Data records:

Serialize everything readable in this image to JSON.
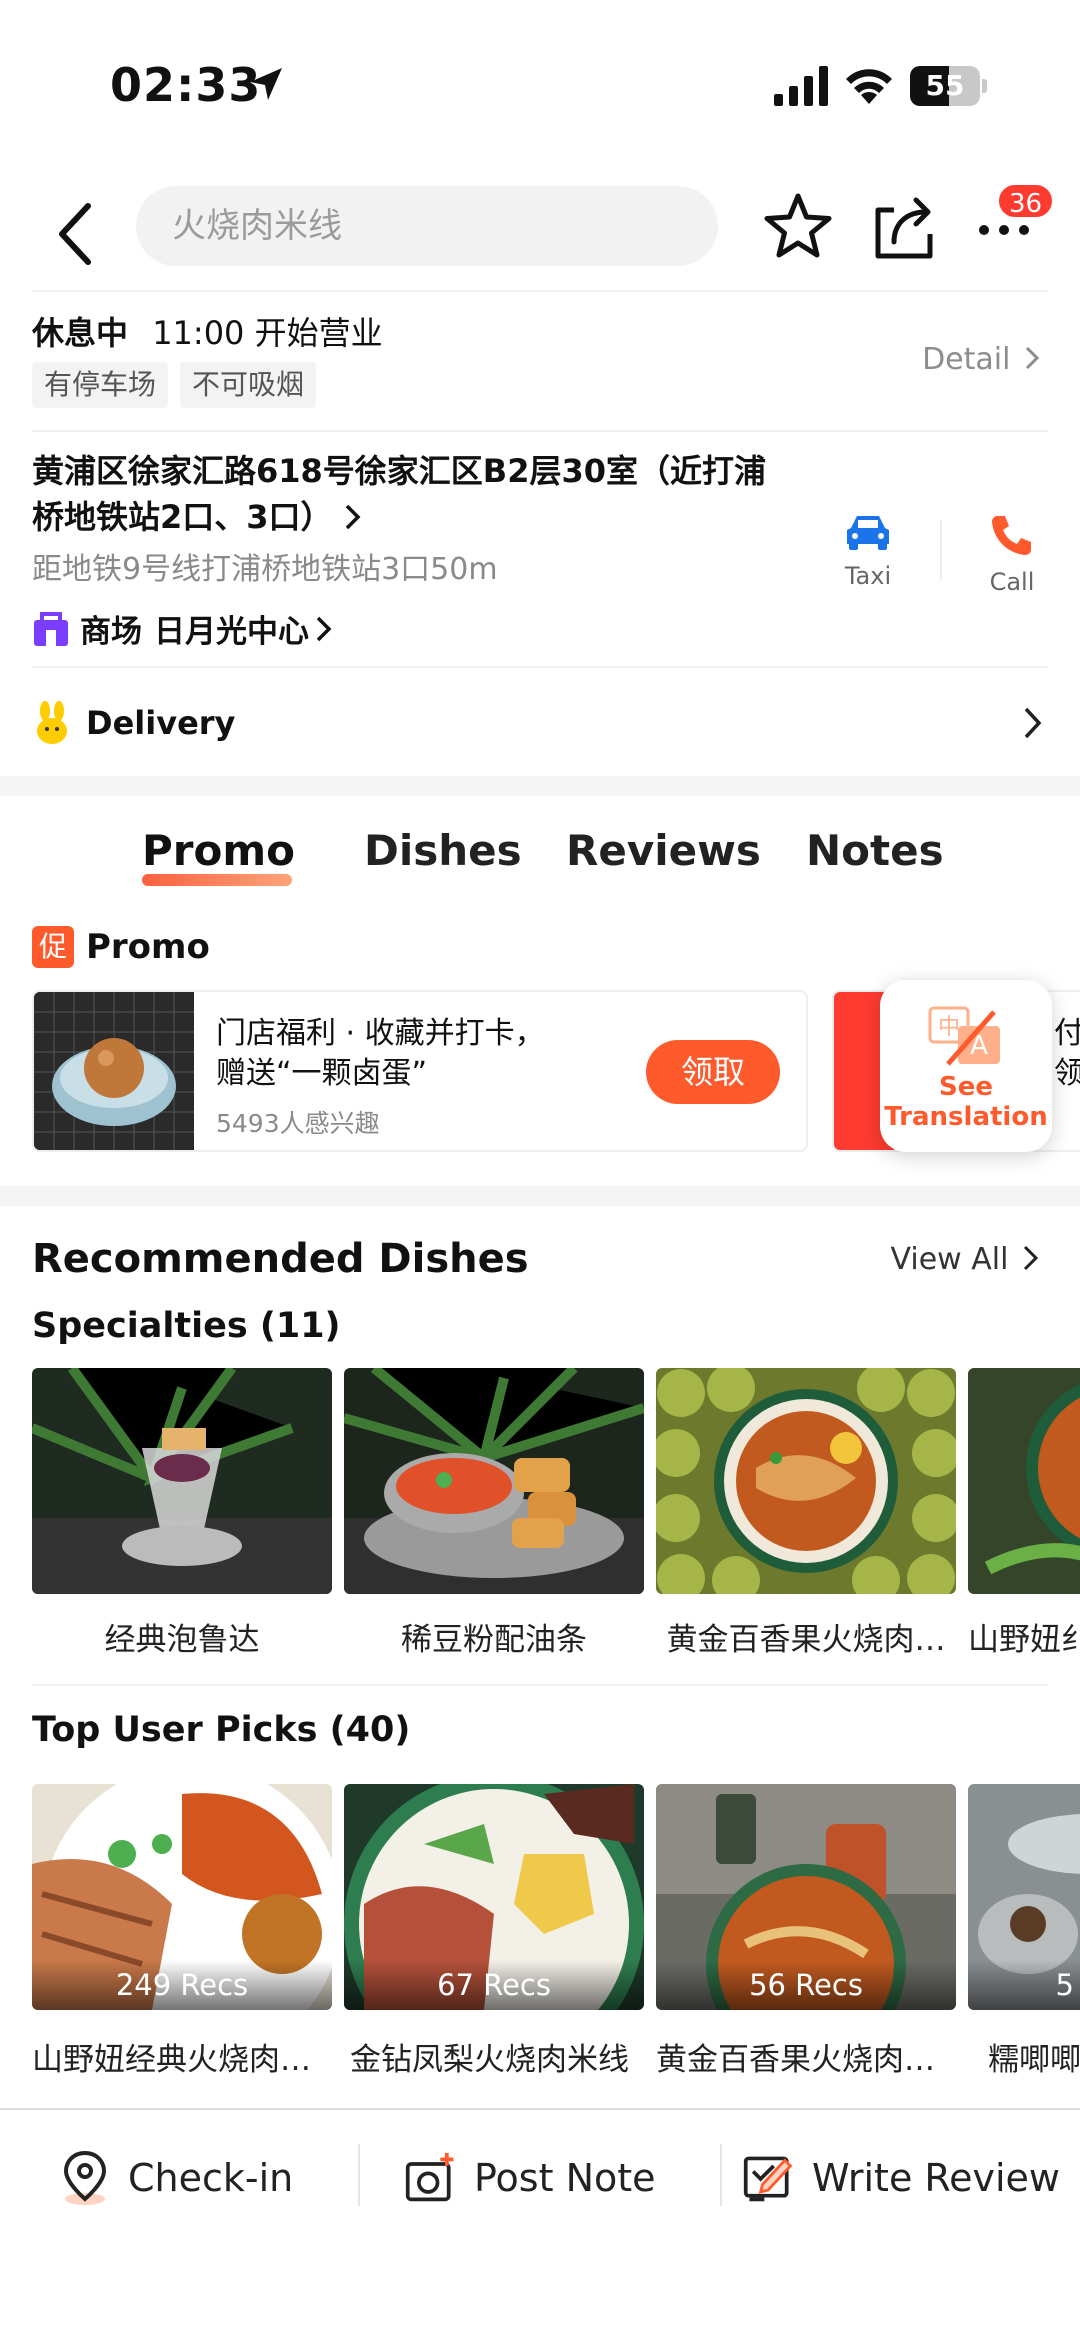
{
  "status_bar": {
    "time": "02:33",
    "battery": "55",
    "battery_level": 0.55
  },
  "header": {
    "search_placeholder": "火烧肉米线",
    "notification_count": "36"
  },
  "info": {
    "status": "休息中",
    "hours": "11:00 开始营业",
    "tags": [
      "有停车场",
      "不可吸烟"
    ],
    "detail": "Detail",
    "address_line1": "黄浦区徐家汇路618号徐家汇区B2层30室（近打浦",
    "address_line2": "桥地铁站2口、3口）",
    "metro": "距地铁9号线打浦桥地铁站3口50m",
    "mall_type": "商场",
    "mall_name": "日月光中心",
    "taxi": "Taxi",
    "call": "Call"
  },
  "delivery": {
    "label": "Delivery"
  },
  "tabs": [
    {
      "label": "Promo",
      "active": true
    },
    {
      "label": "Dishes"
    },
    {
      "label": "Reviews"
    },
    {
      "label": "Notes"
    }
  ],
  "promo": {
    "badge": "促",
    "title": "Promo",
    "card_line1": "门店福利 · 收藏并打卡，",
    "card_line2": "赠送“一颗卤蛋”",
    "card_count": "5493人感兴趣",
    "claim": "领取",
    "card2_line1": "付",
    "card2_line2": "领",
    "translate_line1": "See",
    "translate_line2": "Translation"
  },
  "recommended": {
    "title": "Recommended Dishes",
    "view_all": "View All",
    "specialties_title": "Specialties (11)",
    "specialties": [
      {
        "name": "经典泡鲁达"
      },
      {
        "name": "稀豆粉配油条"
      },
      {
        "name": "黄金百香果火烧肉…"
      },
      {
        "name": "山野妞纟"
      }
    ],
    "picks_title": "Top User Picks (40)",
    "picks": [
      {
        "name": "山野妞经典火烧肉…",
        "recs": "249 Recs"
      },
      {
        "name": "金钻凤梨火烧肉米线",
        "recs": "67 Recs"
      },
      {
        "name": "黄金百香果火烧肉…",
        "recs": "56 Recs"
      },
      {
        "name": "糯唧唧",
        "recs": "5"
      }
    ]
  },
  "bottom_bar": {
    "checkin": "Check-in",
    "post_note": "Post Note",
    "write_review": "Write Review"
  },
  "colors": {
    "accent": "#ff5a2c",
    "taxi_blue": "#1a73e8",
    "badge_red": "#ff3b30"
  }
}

STATED EXERCISE: Output the full set of records above without changing a word, and drop the images.

REPLY:
Serialize everything readable in this image to JSON.
{
  "status_bar": {
    "time": "02:33",
    "battery": "55",
    "battery_level": 0.55
  },
  "header": {
    "search_placeholder": "火烧肉米线",
    "notification_count": "36"
  },
  "info": {
    "status": "休息中",
    "hours": "11:00 开始营业",
    "tags": [
      "有停车场",
      "不可吸烟"
    ],
    "detail": "Detail",
    "address_line1": "黄浦区徐家汇路618号徐家汇区B2层30室（近打浦",
    "address_line2": "桥地铁站2口、3口）",
    "metro": "距地铁9号线打浦桥地铁站3口50m",
    "mall_type": "商场",
    "mall_name": "日月光中心",
    "taxi": "Taxi",
    "call": "Call"
  },
  "delivery": {
    "label": "Delivery"
  },
  "tabs": [
    {
      "label": "Promo",
      "active": true
    },
    {
      "label": "Dishes"
    },
    {
      "label": "Reviews"
    },
    {
      "label": "Notes"
    }
  ],
  "promo": {
    "badge": "促",
    "title": "Promo",
    "card_line1": "门店福利 · 收藏并打卡，",
    "card_line2": "赠送“一颗卤蛋”",
    "card_count": "5493人感兴趣",
    "claim": "领取",
    "card2_line1": "付",
    "card2_line2": "领",
    "translate_line1": "See",
    "translate_line2": "Translation"
  },
  "recommended": {
    "title": "Recommended Dishes",
    "view_all": "View All",
    "specialties_title": "Specialties (11)",
    "specialties": [
      {
        "name": "经典泡鲁达"
      },
      {
        "name": "稀豆粉配油条"
      },
      {
        "name": "黄金百香果火烧肉…"
      },
      {
        "name": "山野妞纟"
      }
    ],
    "picks_title": "Top User Picks (40)",
    "picks": [
      {
        "name": "山野妞经典火烧肉…",
        "recs": "249 Recs"
      },
      {
        "name": "金钻凤梨火烧肉米线",
        "recs": "67 Recs"
      },
      {
        "name": "黄金百香果火烧肉…",
        "recs": "56 Recs"
      },
      {
        "name": "糯唧唧",
        "recs": "5"
      }
    ]
  },
  "bottom_bar": {
    "checkin": "Check-in",
    "post_note": "Post Note",
    "write_review": "Write Review"
  },
  "colors": {
    "accent": "#ff5a2c",
    "taxi_blue": "#1a73e8",
    "badge_red": "#ff3b30"
  }
}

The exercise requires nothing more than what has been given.